## start EXTRACTED ENTRIES

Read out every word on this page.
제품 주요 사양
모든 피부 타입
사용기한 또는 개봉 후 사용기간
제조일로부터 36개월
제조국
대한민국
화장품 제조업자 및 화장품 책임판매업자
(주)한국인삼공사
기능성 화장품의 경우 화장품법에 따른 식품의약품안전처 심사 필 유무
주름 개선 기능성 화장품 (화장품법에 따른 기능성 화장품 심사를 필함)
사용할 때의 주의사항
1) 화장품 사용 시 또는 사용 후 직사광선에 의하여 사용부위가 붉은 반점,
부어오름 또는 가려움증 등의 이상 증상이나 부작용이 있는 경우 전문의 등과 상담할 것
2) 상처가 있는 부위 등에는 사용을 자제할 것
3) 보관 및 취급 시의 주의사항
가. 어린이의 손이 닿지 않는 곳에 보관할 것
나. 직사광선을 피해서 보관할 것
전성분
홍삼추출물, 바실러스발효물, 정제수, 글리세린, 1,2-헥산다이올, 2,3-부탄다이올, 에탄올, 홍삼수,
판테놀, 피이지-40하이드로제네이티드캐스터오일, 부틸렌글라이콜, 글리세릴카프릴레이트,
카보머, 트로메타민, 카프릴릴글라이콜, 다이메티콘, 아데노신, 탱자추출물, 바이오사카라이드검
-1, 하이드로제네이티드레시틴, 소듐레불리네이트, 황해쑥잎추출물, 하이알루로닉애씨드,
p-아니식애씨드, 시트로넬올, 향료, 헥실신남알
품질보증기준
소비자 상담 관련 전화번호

## end EXTRACTED ENTRIES

In the entries above, find every line with the word "화장품법에" and list it.

▶ **IN RESPONSE**:
기능성 화장품의 경우 화장품법에 따른 식품의약품안전처 심사 필 유무
주름 개선 기능성 화장품 (화장품법에 따른 기능성 화장품 심사를 필함)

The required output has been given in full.